- **WHAT TO DO**
Leave every picture out and write out the records below exactly.

** START OF EXERCISE MATERIAL **

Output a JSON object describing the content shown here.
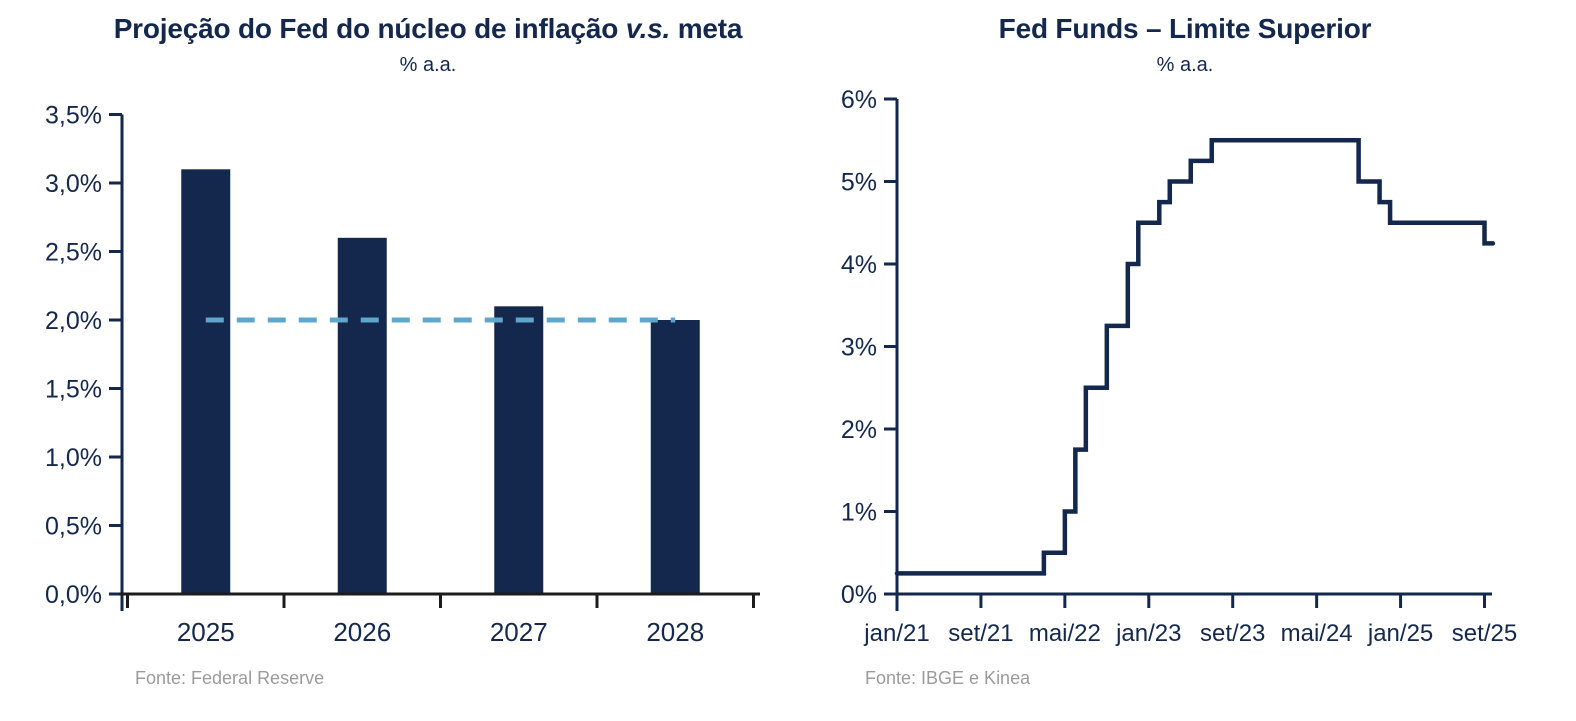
{
  "colors": {
    "navy": "#14274d",
    "x_axis_black": "#1c1c1c",
    "target_dash_blue": "#5ea7cb",
    "source_gray": "#9b9b9b",
    "background": "#ffffff"
  },
  "chart_data": [
    {
      "type": "bar",
      "title_pre": "Projeção do Fed do núcleo de inflação",
      "title_italic": "v.s.",
      "title_post": "meta",
      "subtitle": "% a.a.",
      "source": "Fonte: Federal Reserve",
      "categories": [
        "2025",
        "2026",
        "2027",
        "2028"
      ],
      "values": [
        3.1,
        2.6,
        2.1,
        2.0
      ],
      "bar_color": "#14274d",
      "target_line": {
        "value": 2.0,
        "color": "#5ea7cb",
        "style": "dashed"
      },
      "ylim": [
        0,
        3.5
      ],
      "ytick_step": 0.5,
      "ytick_labels": [
        "0,0%",
        "0,5%",
        "1,0%",
        "1,5%",
        "2,0%",
        "2,5%",
        "3,0%",
        "3,5%"
      ],
      "grid": false,
      "legend": "none"
    },
    {
      "type": "line",
      "line_style": "step",
      "title": "Fed Funds – Limite Superior",
      "subtitle": "% a.a.",
      "source": "Fonte: IBGE e Kinea",
      "series_name": "Fed Funds - limite superior",
      "line_color": "#14274d",
      "ylim": [
        0,
        6
      ],
      "ytick_labels": [
        "0%",
        "1%",
        "2%",
        "3%",
        "4%",
        "5%",
        "6%"
      ],
      "xtick_labels": [
        "jan/21",
        "set/21",
        "mai/22",
        "jan/23",
        "set/23",
        "mai/24",
        "jan/25",
        "set/25"
      ],
      "xtick_months": [
        0,
        8,
        16,
        24,
        32,
        40,
        48,
        56
      ],
      "xlim_months": [
        0,
        56.8
      ],
      "steps": [
        {
          "date": "jan/21",
          "month": 0,
          "value": 0.25
        },
        {
          "date": "mar/22",
          "month": 14,
          "value": 0.5
        },
        {
          "date": "mai/22",
          "month": 16,
          "value": 1.0
        },
        {
          "date": "jun/22",
          "month": 17,
          "value": 1.75
        },
        {
          "date": "jul/22",
          "month": 18,
          "value": 2.5
        },
        {
          "date": "set/22",
          "month": 20,
          "value": 3.25
        },
        {
          "date": "nov/22",
          "month": 22,
          "value": 4.0
        },
        {
          "date": "dez/22",
          "month": 23,
          "value": 4.5
        },
        {
          "date": "fev/23",
          "month": 25,
          "value": 4.75
        },
        {
          "date": "mar/23",
          "month": 26,
          "value": 5.0
        },
        {
          "date": "mai/23",
          "month": 28,
          "value": 5.25
        },
        {
          "date": "jul/23",
          "month": 30,
          "value": 5.5
        },
        {
          "date": "set/24",
          "month": 44,
          "value": 5.0
        },
        {
          "date": "nov/24",
          "month": 46,
          "value": 4.75
        },
        {
          "date": "dez/24",
          "month": 47,
          "value": 4.5
        },
        {
          "date": "set/25",
          "month": 56,
          "value": 4.25
        }
      ],
      "grid": false,
      "legend": "none"
    }
  ]
}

** END OF EXERCISE MATERIAL **

- **REPLY**
Output a JSON object describing the content shown here.
{
  "colors": {
    "navy": "#14274d",
    "x_axis_black": "#1c1c1c",
    "target_dash_blue": "#5ea7cb",
    "source_gray": "#9b9b9b",
    "background": "#ffffff"
  },
  "chart_data": [
    {
      "type": "bar",
      "title_pre": "Projeção do Fed do núcleo de inflação",
      "title_italic": "v.s.",
      "title_post": "meta",
      "subtitle": "% a.a.",
      "source": "Fonte: Federal Reserve",
      "categories": [
        "2025",
        "2026",
        "2027",
        "2028"
      ],
      "values": [
        3.1,
        2.6,
        2.1,
        2.0
      ],
      "bar_color": "#14274d",
      "target_line": {
        "value": 2.0,
        "color": "#5ea7cb",
        "style": "dashed"
      },
      "ylim": [
        0,
        3.5
      ],
      "ytick_step": 0.5,
      "ytick_labels": [
        "0,0%",
        "0,5%",
        "1,0%",
        "1,5%",
        "2,0%",
        "2,5%",
        "3,0%",
        "3,5%"
      ],
      "grid": false,
      "legend": "none"
    },
    {
      "type": "line",
      "line_style": "step",
      "title": "Fed Funds – Limite Superior",
      "subtitle": "% a.a.",
      "source": "Fonte: IBGE e Kinea",
      "series_name": "Fed Funds - limite superior",
      "line_color": "#14274d",
      "ylim": [
        0,
        6
      ],
      "ytick_labels": [
        "0%",
        "1%",
        "2%",
        "3%",
        "4%",
        "5%",
        "6%"
      ],
      "xtick_labels": [
        "jan/21",
        "set/21",
        "mai/22",
        "jan/23",
        "set/23",
        "mai/24",
        "jan/25",
        "set/25"
      ],
      "xtick_months": [
        0,
        8,
        16,
        24,
        32,
        40,
        48,
        56
      ],
      "xlim_months": [
        0,
        56.8
      ],
      "steps": [
        {
          "date": "jan/21",
          "month": 0,
          "value": 0.25
        },
        {
          "date": "mar/22",
          "month": 14,
          "value": 0.5
        },
        {
          "date": "mai/22",
          "month": 16,
          "value": 1.0
        },
        {
          "date": "jun/22",
          "month": 17,
          "value": 1.75
        },
        {
          "date": "jul/22",
          "month": 18,
          "value": 2.5
        },
        {
          "date": "set/22",
          "month": 20,
          "value": 3.25
        },
        {
          "date": "nov/22",
          "month": 22,
          "value": 4.0
        },
        {
          "date": "dez/22",
          "month": 23,
          "value": 4.5
        },
        {
          "date": "fev/23",
          "month": 25,
          "value": 4.75
        },
        {
          "date": "mar/23",
          "month": 26,
          "value": 5.0
        },
        {
          "date": "mai/23",
          "month": 28,
          "value": 5.25
        },
        {
          "date": "jul/23",
          "month": 30,
          "value": 5.5
        },
        {
          "date": "set/24",
          "month": 44,
          "value": 5.0
        },
        {
          "date": "nov/24",
          "month": 46,
          "value": 4.75
        },
        {
          "date": "dez/24",
          "month": 47,
          "value": 4.5
        },
        {
          "date": "set/25",
          "month": 56,
          "value": 4.25
        }
      ],
      "grid": false,
      "legend": "none"
    }
  ]
}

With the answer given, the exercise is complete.